Saved entries:
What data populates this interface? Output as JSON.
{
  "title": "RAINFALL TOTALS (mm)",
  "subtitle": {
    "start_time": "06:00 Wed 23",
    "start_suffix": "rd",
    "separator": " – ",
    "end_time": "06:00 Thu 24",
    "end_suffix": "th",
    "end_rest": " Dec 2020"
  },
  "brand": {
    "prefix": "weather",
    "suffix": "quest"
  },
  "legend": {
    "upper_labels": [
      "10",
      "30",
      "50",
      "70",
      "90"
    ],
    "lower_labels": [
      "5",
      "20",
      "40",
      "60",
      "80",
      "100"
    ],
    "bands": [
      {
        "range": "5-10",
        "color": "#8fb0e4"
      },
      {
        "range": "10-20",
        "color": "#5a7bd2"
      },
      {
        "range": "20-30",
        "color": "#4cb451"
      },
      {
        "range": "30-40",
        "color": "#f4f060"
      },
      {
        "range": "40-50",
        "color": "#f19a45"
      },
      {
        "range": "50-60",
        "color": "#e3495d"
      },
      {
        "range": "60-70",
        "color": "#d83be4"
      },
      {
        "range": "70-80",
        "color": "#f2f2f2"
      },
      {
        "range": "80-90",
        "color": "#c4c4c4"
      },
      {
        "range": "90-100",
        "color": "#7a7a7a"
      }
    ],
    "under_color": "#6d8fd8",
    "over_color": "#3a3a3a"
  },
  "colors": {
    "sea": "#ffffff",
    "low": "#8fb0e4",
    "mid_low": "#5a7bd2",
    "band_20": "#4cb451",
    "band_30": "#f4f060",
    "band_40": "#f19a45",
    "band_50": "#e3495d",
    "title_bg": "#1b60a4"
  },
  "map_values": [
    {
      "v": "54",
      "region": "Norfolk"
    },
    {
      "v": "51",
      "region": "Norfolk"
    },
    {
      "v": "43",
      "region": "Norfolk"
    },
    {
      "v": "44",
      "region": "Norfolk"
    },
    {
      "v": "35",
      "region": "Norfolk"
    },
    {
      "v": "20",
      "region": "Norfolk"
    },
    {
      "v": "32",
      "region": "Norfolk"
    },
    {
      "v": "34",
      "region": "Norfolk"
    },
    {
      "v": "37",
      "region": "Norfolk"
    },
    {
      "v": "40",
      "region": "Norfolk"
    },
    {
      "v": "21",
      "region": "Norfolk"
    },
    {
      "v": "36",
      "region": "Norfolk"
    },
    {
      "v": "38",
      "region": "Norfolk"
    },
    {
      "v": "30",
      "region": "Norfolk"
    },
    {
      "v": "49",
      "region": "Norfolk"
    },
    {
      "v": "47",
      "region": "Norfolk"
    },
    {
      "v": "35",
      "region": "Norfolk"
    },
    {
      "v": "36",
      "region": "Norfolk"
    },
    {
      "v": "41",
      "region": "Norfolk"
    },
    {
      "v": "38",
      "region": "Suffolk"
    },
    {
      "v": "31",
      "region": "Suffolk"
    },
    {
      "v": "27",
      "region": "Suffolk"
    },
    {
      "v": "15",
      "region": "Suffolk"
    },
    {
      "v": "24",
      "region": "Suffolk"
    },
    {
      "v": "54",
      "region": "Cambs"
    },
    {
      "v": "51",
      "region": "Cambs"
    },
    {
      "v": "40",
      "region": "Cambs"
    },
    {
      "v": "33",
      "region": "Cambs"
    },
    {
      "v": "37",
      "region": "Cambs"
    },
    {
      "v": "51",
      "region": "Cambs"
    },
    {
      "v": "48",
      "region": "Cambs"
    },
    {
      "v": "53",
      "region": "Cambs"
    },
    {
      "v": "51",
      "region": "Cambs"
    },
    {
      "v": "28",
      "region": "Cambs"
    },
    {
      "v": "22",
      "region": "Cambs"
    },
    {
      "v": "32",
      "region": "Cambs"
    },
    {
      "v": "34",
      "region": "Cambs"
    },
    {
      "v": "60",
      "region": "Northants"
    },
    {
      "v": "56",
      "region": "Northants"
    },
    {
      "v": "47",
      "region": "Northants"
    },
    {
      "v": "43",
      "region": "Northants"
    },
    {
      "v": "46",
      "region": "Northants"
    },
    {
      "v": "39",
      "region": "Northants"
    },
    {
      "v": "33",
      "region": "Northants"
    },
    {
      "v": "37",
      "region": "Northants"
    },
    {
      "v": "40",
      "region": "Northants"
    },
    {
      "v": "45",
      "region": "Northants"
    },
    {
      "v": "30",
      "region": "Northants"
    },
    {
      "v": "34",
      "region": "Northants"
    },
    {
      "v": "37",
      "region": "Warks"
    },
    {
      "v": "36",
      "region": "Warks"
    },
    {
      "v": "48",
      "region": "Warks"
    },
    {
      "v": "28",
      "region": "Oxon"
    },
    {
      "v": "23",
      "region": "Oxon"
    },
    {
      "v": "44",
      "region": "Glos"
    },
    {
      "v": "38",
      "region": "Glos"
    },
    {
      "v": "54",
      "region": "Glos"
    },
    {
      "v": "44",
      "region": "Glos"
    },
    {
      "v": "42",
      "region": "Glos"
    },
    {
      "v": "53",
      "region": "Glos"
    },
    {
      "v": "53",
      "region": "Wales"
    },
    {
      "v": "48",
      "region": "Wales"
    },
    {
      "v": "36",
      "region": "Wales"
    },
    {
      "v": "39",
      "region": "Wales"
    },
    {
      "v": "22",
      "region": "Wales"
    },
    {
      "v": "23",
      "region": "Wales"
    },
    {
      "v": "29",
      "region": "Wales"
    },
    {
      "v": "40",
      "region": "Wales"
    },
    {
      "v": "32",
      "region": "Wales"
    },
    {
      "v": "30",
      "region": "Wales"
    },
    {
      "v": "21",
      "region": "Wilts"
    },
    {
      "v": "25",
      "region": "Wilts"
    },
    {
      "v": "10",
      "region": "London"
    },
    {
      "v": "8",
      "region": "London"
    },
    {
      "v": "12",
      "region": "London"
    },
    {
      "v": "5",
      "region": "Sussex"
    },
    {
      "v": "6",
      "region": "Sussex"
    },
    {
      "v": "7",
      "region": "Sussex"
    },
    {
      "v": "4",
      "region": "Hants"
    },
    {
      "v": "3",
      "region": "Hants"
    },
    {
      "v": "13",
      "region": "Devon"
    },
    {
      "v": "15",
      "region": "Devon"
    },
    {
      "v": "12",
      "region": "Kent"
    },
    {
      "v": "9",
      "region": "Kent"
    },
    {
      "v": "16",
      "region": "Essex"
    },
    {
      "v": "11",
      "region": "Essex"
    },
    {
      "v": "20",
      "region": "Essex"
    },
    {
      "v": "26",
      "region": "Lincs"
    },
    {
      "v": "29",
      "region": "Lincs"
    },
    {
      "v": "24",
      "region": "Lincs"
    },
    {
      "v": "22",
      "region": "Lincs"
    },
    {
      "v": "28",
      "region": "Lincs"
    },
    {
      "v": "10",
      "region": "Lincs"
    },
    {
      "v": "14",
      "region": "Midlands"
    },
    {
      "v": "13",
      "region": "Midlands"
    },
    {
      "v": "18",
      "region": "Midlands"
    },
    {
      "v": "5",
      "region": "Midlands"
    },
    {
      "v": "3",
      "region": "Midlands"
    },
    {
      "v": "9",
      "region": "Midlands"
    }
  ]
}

■ WHAT TO WORK ON
In the listing, find all lines with the string "range" and copy them.

■ ANSWER IN FULL
        "range": "5-10",
        "range": "10-20",
        "range": "20-30",
        "range": "30-40",
        "range": "40-50",
        "range": "50-60",
        "range": "60-70",
        "range": "70-80",
        "range": "80-90",
        "range": "90-100",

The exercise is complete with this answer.